§ **THE TASK**: Print the listing below exactly.

Stored records
----------------------------------------
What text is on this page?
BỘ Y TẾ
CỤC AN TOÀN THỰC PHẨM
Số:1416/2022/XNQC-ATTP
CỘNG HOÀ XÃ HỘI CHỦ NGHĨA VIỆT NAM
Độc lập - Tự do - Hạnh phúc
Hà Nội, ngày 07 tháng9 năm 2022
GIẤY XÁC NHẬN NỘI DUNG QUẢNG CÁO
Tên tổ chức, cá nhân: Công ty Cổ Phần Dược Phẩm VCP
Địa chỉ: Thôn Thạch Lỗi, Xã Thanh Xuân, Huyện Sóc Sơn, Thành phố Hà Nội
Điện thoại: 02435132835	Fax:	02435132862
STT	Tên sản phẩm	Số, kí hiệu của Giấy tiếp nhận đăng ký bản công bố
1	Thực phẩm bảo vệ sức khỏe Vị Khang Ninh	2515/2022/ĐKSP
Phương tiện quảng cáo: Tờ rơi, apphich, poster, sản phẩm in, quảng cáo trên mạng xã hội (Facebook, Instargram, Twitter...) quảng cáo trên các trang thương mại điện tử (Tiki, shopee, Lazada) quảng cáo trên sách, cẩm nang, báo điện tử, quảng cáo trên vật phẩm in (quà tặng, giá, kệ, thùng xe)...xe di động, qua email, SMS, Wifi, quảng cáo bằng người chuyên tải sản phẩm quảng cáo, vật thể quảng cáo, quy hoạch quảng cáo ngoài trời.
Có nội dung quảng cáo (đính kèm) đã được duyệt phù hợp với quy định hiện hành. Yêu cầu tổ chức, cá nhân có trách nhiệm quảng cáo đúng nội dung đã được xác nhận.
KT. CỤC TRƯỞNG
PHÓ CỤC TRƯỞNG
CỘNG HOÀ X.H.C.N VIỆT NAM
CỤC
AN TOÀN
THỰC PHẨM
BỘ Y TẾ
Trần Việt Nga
----------------------------------------
§ **PROBLEM SOLUTION**:
What text is on this page?
BỘ Y TẾ
CỤC AN TOÀN THỰC PHẨM
Số:1416/2022/XNQC-ATTP
CỘNG HOÀ XÃ HỘI CHỦ NGHĨA VIỆT NAM
Độc lập - Tự do - Hạnh phúc
Hà Nội, ngày 07 tháng9 năm 2022
GIẤY XÁC NHẬN NỘI DUNG QUẢNG CÁO
Tên tổ chức, cá nhân: Công ty Cổ Phần Dược Phẩm VCP
Địa chỉ: Thôn Thạch Lỗi, Xã Thanh Xuân, Huyện Sóc Sơn, Thành phố Hà Nội
Điện thoại: 02435132835	Fax:	02435132862
STT	Tên sản phẩm	Số, kí hiệu của Giấy tiếp nhận đăng ký bản công bố
1	Thực phẩm bảo vệ sức khỏe Vị Khang Ninh	2515/2022/ĐKSP
Phương tiện quảng cáo: Tờ rơi, apphich, poster, sản phẩm in, quảng cáo trên mạng xã hội (Facebook, Instargram, Twitter...) quảng cáo trên các trang thương mại điện tử (Tiki, shopee, Lazada) quảng cáo trên sách, cẩm nang, báo điện tử, quảng cáo trên vật phẩm in (quà tặng, giá, kệ, thùng xe)...xe di động, qua email, SMS, Wifi, quảng cáo bằng người chuyên tải sản phẩm quảng cáo, vật thể quảng cáo, quy hoạch quảng cáo ngoài trời.
Có nội dung quảng cáo (đính kèm) đã được duyệt phù hợp với quy định hiện hành. Yêu cầu tổ chức, cá nhân có trách nhiệm quảng cáo đúng nội dung đã được xác nhận.
KT. CỤC TRƯỞNG
PHÓ CỤC TRƯỞNG
CỘNG HOÀ X.H.C.N VIỆT NAM
CỤC
AN TOÀN
THỰC PHẨM
BỘ Y TẾ
Trần Việt Nga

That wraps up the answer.